* Stated exercise
Write out each line exactly as given. Leave the pictures out of your copy.

(Saved entries)

(begin)

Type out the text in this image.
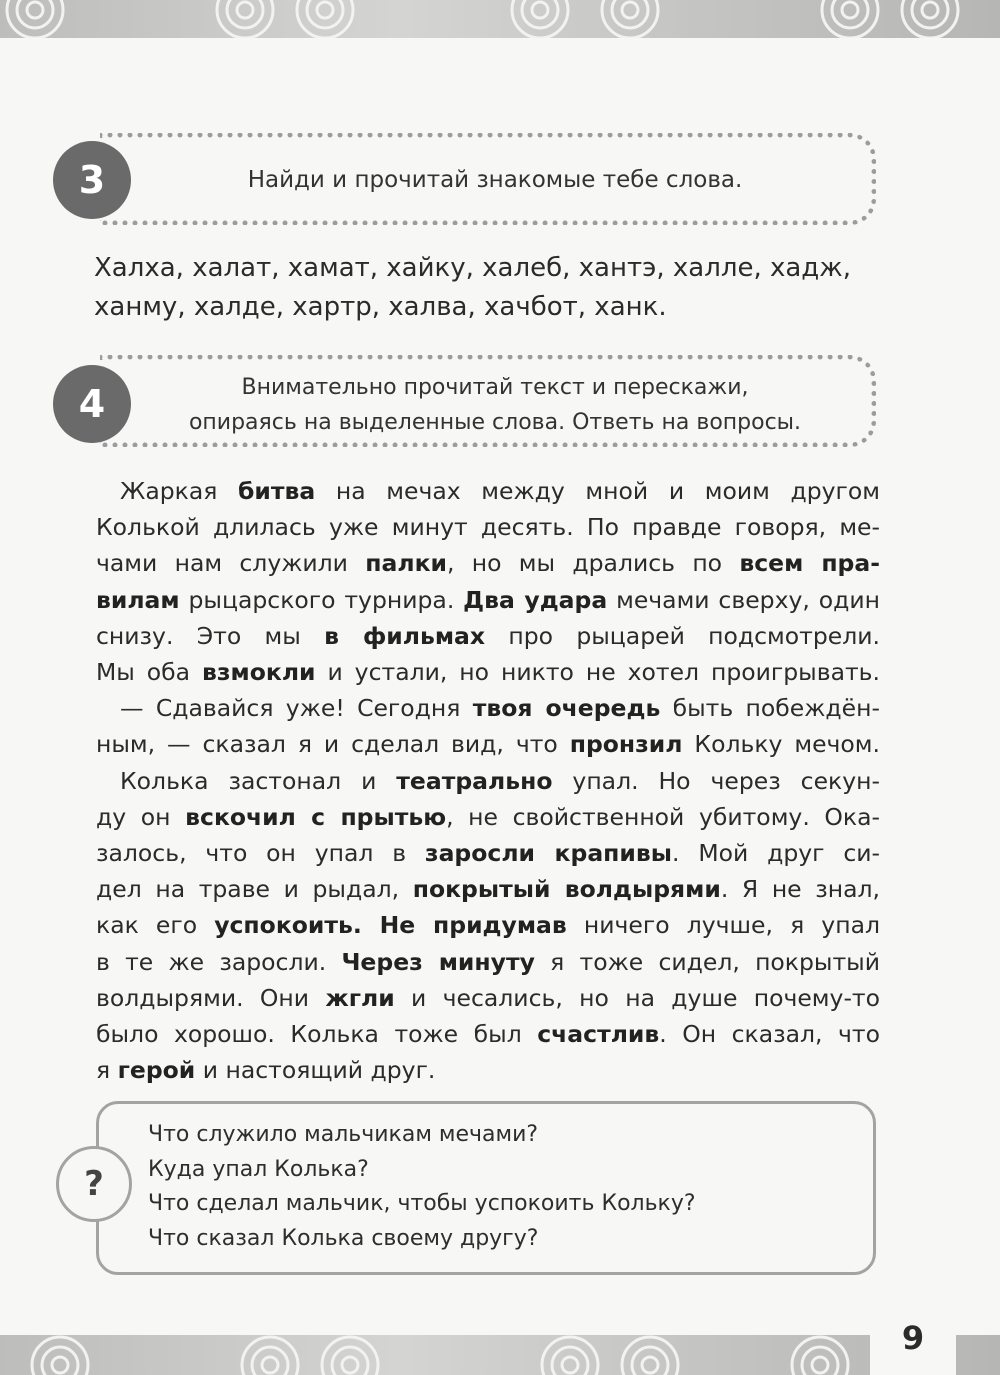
3	Найди и прочитай знакомые тебе слова.
Халха, халат, хамат, хайку, халеб, хантэ, халле, хадж,
ханму, халде, хартр, халва, хачбот, ханк.
4	Внимательно прочитай текст и перескажи,
опираясь на выделенные слова. Ответь на вопросы.
Жаркая битва на мечах между мной и моим другом
Колькой длилась уже минут десять. По правде говоря, ме-
чами нам служили палки, но мы дрались по всем пра-
вилам рыцарского турнира. Два удара мечами сверху, один
снизу. Это мы в фильмах про рыцарей подсмотрели.
Мы оба взмокли и устали, но никто не хотел проигрывать.
— Сдавайся уже! Сегодня твоя очередь быть побеждён-
ным, — сказал я и сделал вид, что пронзил Кольку мечом.
Колька застонал и театрально упал. Но через секун-
ду он вскочил с прытью, не свойственной убитому. Ока-
залось, что он упал в заросли крапивы. Мой друг си-
дел на траве и рыдал, покрытый волдырями. Я не знал,
как его успокоить. Не придумав ничего лучше, я упал
в те же заросли. Через минуту я тоже сидел, покрытый
волдырями. Они жгли и чесались, но на душе почему-то
было хорошо. Колька тоже был счастлив. Он сказал, что
я герой и настоящий друг.
?
Что служило мальчикам мечами?
Куда упал Колька?
Что сделал мальчик, чтобы успокоить Кольку?
Что сказал Колька своему другу?
9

(end)

* Result
Type out the text in this image.
3	Найди и прочитай знакомые тебе слова.
Халха, халат, хамат, хайку, халеб, хантэ, халле, хадж,
ханму, халде, хартр, халва, хачбот, ханк.
4	Внимательно прочитай текст и перескажи,
опираясь на выделенные слова. Ответь на вопросы.
Жаркая битва на мечах между мной и моим другом
Колькой длилась уже минут десять. По правде говоря, ме-
чами нам служили палки, но мы дрались по всем пра-
вилам рыцарского турнира. Два удара мечами сверху, один
снизу. Это мы в фильмах про рыцарей подсмотрели.
Мы оба взмокли и устали, но никто не хотел проигрывать.
— Сдавайся уже! Сегодня твоя очередь быть побеждён-
ным, — сказал я и сделал вид, что пронзил Кольку мечом.
Колька застонал и театрально упал. Но через секун-
ду он вскочил с прытью, не свойственной убитому. Ока-
залось, что он упал в заросли крапивы. Мой друг си-
дел на траве и рыдал, покрытый волдырями. Я не знал,
как его успокоить. Не придумав ничего лучше, я упал
в те же заросли. Через минуту я тоже сидел, покрытый
волдырями. Они жгли и чесались, но на душе почему-то
было хорошо. Колька тоже был счастлив. Он сказал, что
я герой и настоящий друг.
?
Что служило мальчикам мечами?
Куда упал Колька?
Что сделал мальчик, чтобы успокоить Кольку?
Что сказал Колька своему другу?
9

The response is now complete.